SET EXERCISE: Can you transcribe every line exactly and leave the pictures behind?

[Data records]
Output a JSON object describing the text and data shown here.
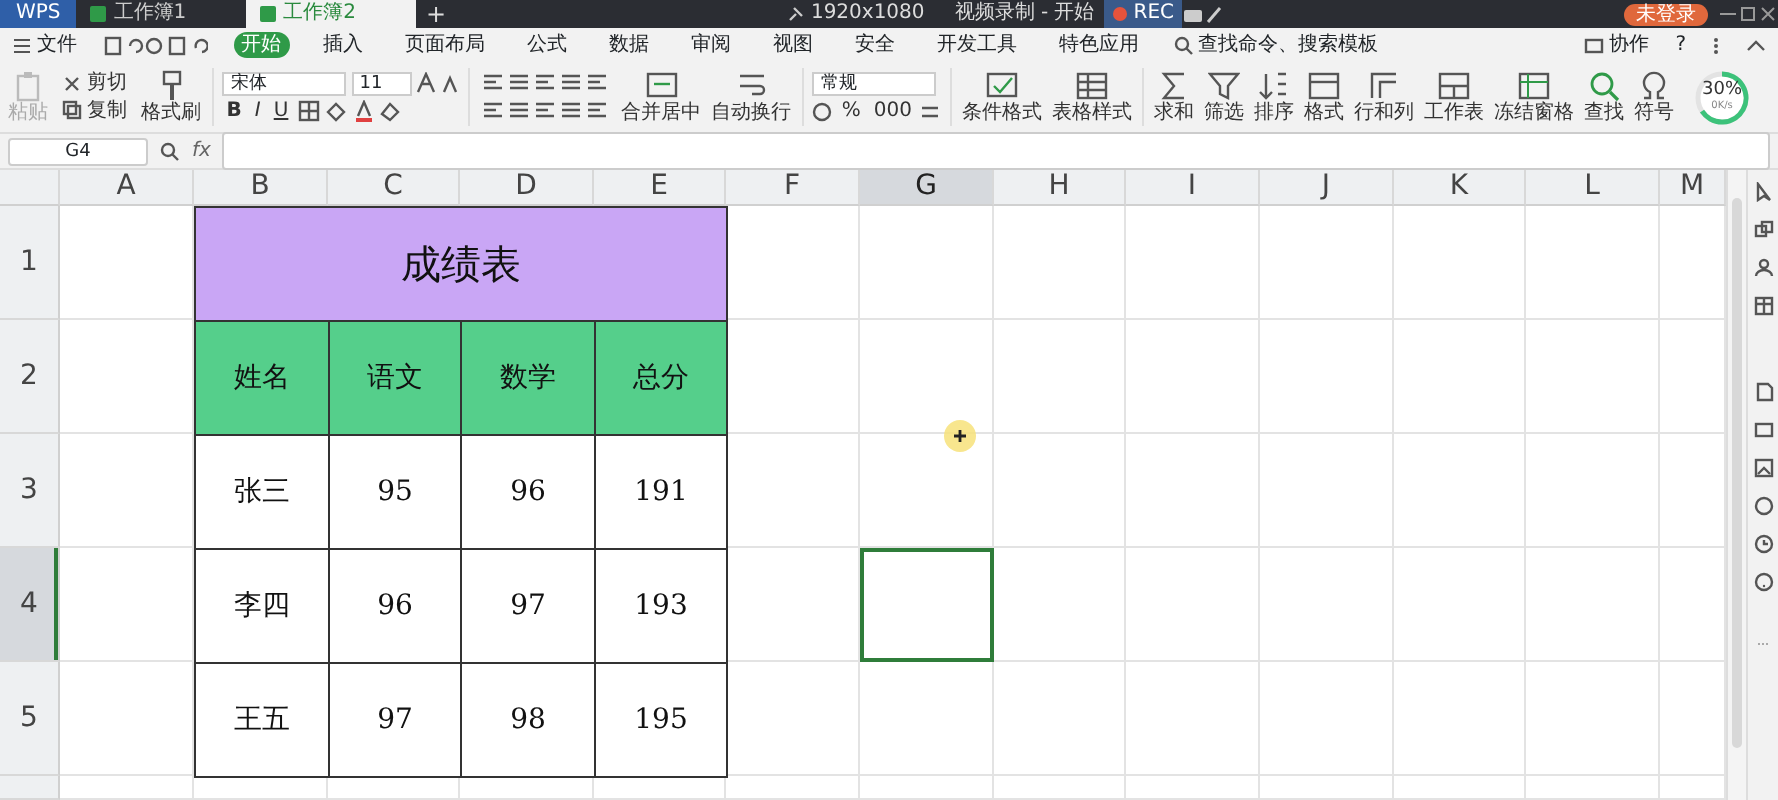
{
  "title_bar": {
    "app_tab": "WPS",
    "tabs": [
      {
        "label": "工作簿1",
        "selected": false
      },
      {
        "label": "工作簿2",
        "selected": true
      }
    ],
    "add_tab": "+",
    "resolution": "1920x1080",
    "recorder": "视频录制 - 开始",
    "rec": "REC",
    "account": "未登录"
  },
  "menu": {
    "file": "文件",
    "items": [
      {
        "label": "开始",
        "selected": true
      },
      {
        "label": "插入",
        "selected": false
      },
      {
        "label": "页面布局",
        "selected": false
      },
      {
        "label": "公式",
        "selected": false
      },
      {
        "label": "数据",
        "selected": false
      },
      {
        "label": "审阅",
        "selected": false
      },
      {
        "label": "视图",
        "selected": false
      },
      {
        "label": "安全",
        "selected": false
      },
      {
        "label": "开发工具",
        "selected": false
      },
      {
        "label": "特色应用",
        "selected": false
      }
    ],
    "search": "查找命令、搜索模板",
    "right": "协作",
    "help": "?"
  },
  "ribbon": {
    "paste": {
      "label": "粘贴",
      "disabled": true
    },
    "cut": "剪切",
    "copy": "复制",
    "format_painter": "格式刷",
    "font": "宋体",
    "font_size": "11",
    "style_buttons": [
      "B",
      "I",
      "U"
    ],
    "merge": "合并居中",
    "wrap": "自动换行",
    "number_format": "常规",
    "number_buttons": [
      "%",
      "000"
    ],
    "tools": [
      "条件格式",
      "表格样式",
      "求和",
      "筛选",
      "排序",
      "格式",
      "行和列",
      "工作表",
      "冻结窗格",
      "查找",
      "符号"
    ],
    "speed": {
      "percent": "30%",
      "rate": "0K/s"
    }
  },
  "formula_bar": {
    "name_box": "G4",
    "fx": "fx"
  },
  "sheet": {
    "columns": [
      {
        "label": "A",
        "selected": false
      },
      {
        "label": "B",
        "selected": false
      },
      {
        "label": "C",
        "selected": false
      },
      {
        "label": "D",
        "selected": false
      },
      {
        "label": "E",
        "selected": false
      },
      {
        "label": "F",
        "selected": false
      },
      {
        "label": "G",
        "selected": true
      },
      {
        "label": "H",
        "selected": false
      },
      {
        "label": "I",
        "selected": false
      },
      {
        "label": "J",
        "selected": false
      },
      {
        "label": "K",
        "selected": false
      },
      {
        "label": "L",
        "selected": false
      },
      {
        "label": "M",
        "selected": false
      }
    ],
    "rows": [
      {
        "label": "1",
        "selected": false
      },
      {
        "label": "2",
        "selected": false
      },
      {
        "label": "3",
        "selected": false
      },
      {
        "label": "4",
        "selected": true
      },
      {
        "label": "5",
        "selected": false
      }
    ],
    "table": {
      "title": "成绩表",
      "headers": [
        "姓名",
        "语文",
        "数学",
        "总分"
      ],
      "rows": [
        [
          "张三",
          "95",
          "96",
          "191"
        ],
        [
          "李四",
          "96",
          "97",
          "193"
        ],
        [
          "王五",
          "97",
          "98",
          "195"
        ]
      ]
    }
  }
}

SOLVED PROBLEM:
Output a JSON object describing the text and data shown here.
{
  "title_bar": {
    "app_tab": "WPS",
    "tabs": [
      {
        "label": "工作簿1",
        "selected": false
      },
      {
        "label": "工作簿2",
        "selected": true
      }
    ],
    "add_tab": "+",
    "resolution": "1920x1080",
    "recorder": "视频录制 - 开始",
    "rec": "REC",
    "account": "未登录"
  },
  "menu": {
    "file": "文件",
    "items": [
      {
        "label": "开始",
        "selected": true
      },
      {
        "label": "插入",
        "selected": false
      },
      {
        "label": "页面布局",
        "selected": false
      },
      {
        "label": "公式",
        "selected": false
      },
      {
        "label": "数据",
        "selected": false
      },
      {
        "label": "审阅",
        "selected": false
      },
      {
        "label": "视图",
        "selected": false
      },
      {
        "label": "安全",
        "selected": false
      },
      {
        "label": "开发工具",
        "selected": false
      },
      {
        "label": "特色应用",
        "selected": false
      }
    ],
    "search": "查找命令、搜索模板",
    "right": "协作",
    "help": "?"
  },
  "ribbon": {
    "paste": {
      "label": "粘贴",
      "disabled": true
    },
    "cut": "剪切",
    "copy": "复制",
    "format_painter": "格式刷",
    "font": "宋体",
    "font_size": "11",
    "style_buttons": [
      "B",
      "I",
      "U"
    ],
    "merge": "合并居中",
    "wrap": "自动换行",
    "number_format": "常规",
    "number_buttons": [
      "%",
      "000"
    ],
    "tools": [
      "条件格式",
      "表格样式",
      "求和",
      "筛选",
      "排序",
      "格式",
      "行和列",
      "工作表",
      "冻结窗格",
      "查找",
      "符号"
    ],
    "speed": {
      "percent": "30%",
      "rate": "0K/s"
    }
  },
  "formula_bar": {
    "name_box": "G4",
    "fx": "fx"
  },
  "sheet": {
    "columns": [
      {
        "label": "A",
        "selected": false
      },
      {
        "label": "B",
        "selected": false
      },
      {
        "label": "C",
        "selected": false
      },
      {
        "label": "D",
        "selected": false
      },
      {
        "label": "E",
        "selected": false
      },
      {
        "label": "F",
        "selected": false
      },
      {
        "label": "G",
        "selected": true
      },
      {
        "label": "H",
        "selected": false
      },
      {
        "label": "I",
        "selected": false
      },
      {
        "label": "J",
        "selected": false
      },
      {
        "label": "K",
        "selected": false
      },
      {
        "label": "L",
        "selected": false
      },
      {
        "label": "M",
        "selected": false
      }
    ],
    "rows": [
      {
        "label": "1",
        "selected": false
      },
      {
        "label": "2",
        "selected": false
      },
      {
        "label": "3",
        "selected": false
      },
      {
        "label": "4",
        "selected": true
      },
      {
        "label": "5",
        "selected": false
      }
    ],
    "table": {
      "title": "成绩表",
      "headers": [
        "姓名",
        "语文",
        "数学",
        "总分"
      ],
      "rows": [
        [
          "张三",
          "95",
          "96",
          "191"
        ],
        [
          "李四",
          "96",
          "97",
          "193"
        ],
        [
          "王五",
          "97",
          "98",
          "195"
        ]
      ]
    }
  }
}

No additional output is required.